• SET TASK: Identify the lines that contain the word "lịch", then copy them.

═══ EXTRACTED MATERIAL ═══

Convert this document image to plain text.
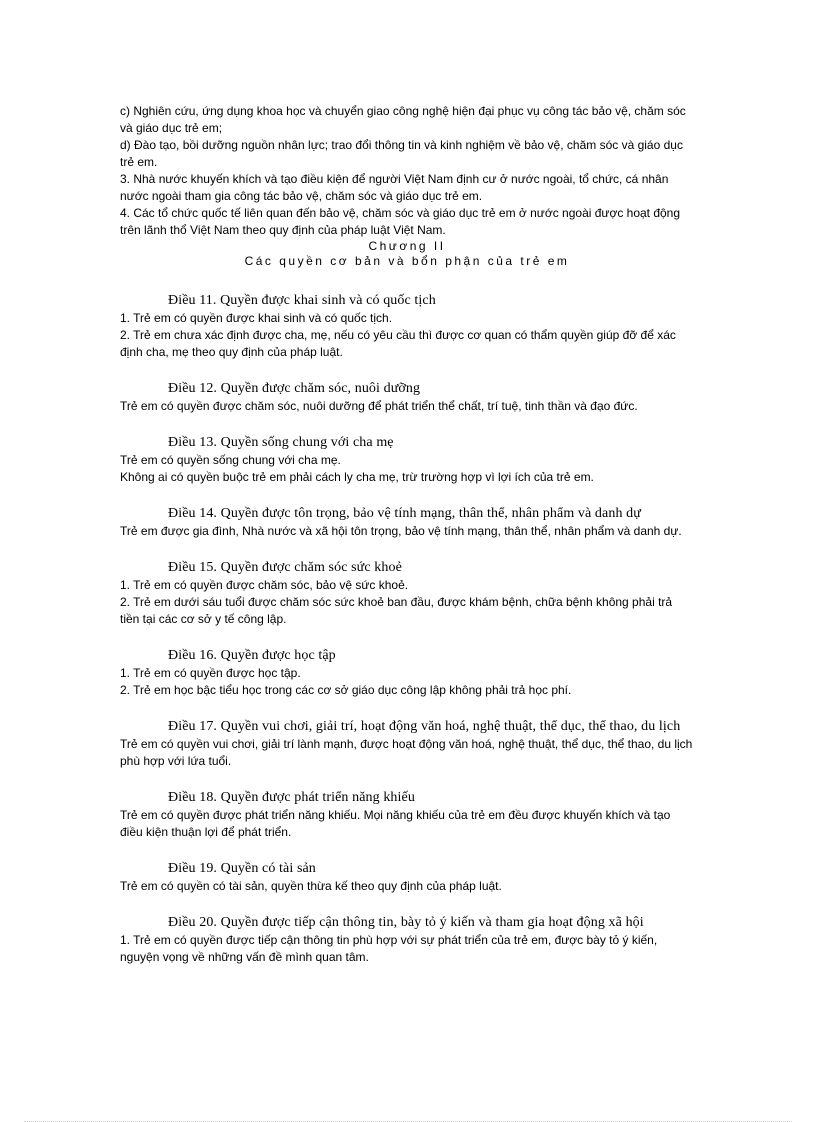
c) Nghiên cứu, ứng dụng khoa học và chuyển giao công nghệ hiện đại phục vụ công tác bảo vệ, chăm sóc và giáo dục trẻ em;

d) Đào tạo, bồi dưỡng nguồn nhân lực; trao đổi thông tin và kinh nghiệm về bảo vệ, chăm sóc và giáo dục trẻ em.

3. Nhà nước khuyến khích và tạo điều kiện để người Việt Nam định cư ở nước ngoài, tổ chức, cá nhân nước ngoài tham gia công tác bảo vệ, chăm sóc và giáo dục trẻ em.

4. Các tổ chức quốc tế liên quan đến bảo vệ, chăm sóc và giáo dục trẻ em ở nước ngoài được hoạt động trên lãnh thổ Việt Nam theo quy định của pháp luật Việt Nam.

Chương II

Các quyền cơ bản và bổn phận của trẻ em

Điều 11. Quyền được khai sinh và có quốc tịch

1. Trẻ em có quyền được khai sinh và có quốc tịch.

2. Trẻ em chưa xác định được cha, mẹ, nếu có yêu cầu thì được cơ quan có thẩm quyền giúp đỡ để xác định cha, mẹ theo quy định của pháp luật.

Điều 12. Quyền được chăm sóc, nuôi dưỡng

Trẻ em có quyền được chăm sóc, nuôi dưỡng để phát triển thể chất, trí tuệ, tinh thần và đạo đức.

Điều 13. Quyền sống chung với cha mẹ

Trẻ em có quyền sống chung với cha mẹ.

Không ai có quyền buộc trẻ em phải cách ly cha mẹ, trừ trường hợp vì lợi ích của trẻ em.

Điều 14. Quyền được tôn trọng, bảo vệ tính mạng, thân thể, nhân phẩm và danh dự

Trẻ em được gia đình, Nhà nước và xã hội tôn trọng, bảo vệ tính mạng, thân thể, nhân phẩm và danh dự.

Điều 15. Quyền được chăm sóc sức khoẻ

1. Trẻ em có quyền được chăm sóc, bảo vệ sức khoẻ.

2. Trẻ em dưới sáu tuổi được chăm sóc sức khoẻ ban đầu, được khám bệnh, chữa bệnh không phải trả tiền tại các cơ sở y tế công lập.

Điều 16. Quyền được học tập

1. Trẻ em có quyền được học tập.

2. Trẻ em học bậc tiểu học trong các cơ sở giáo dục công lập không phải trả học phí.

Điều 17. Quyền vui chơi, giải trí, hoạt động văn hoá, nghệ thuật, thể dục, thể thao, du lịch

Trẻ em có quyền vui chơi, giải trí lành mạnh, được hoạt động văn hoá, nghệ thuật, thể dục, thể thao, du lịch phù hợp với lứa tuổi.

Điều 18. Quyền được phát triển năng khiếu

Trẻ em có quyền được phát triển năng khiếu. Mọi năng khiếu của trẻ em đều được khuyến khích và tạo điều kiện thuận lợi để phát triển.

Điều 19. Quyền có tài sản

Trẻ em có quyền có tài sản, quyền thừa kế theo quy định của pháp luật.

Điều 20. Quyền được tiếp cận thông tin, bày tỏ ý kiến và tham gia hoạt động xã hội

1. Trẻ em có quyền được tiếp cận thông tin phù hợp với sự phát triển của trẻ em, được bày tỏ ý kiến, nguyện vọng về những vấn đề mình quan tâm.
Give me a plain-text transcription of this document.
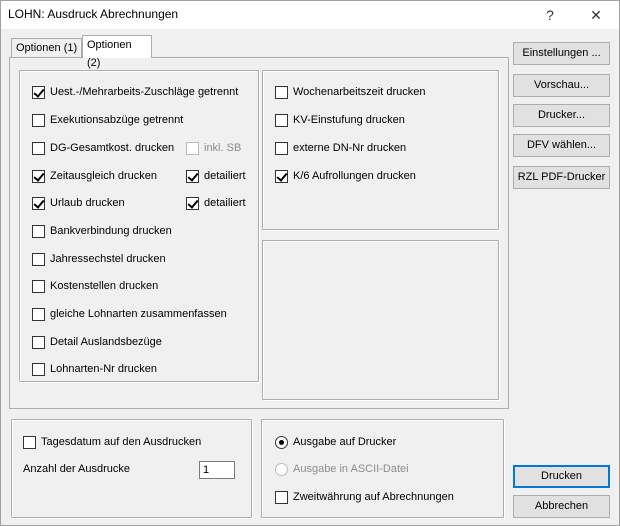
LOHN: Ausdruck Abrechnungen	?	✕
Optionen (1) Optionen (2)
Tagesdatum auf den Ausdrucken
Anzahl der Ausdrucke	1
Ausgabe auf Drucker
Ausgabe in ASCII-Datei
Zweitwährung auf Abrechnungen
Einstellungen ...
Vorschau...
Drucker...
DFV wählen...
RZL PDF-Drucker
Drucken
Abbrechen
Uest.-/Mehrarbeits-Zuschläge getrennt
Exekutionsabzüge getrennt
DG-Gesamtkost. drucken
Zeitausgleich drucken
Urlaub drucken
Bankverbindung drucken
Jahressechstel drucken
Kostenstellen drucken
gleiche Lohnarten zusammenfassen
Detail Auslandsbezüge
Lohnarten-Nr drucken
inkl. SB
detailiert
detailiert
Wochenarbeitszeit drucken
KV-Einstufung drucken
externe DN-Nr drucken
K/6 Aufrollungen drucken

═══

• THE RESULT:
Điều 17. Quyền vui chơi, giải trí, hoạt động văn hoá, nghệ thuật, thể dục, thể thao, du lịch
Trẻ em có quyền vui chơi, giải trí lành mạnh, được hoạt động văn hoá, nghệ thuật, thể dục, thể thao, du lịch phù hợp với lứa tuổi.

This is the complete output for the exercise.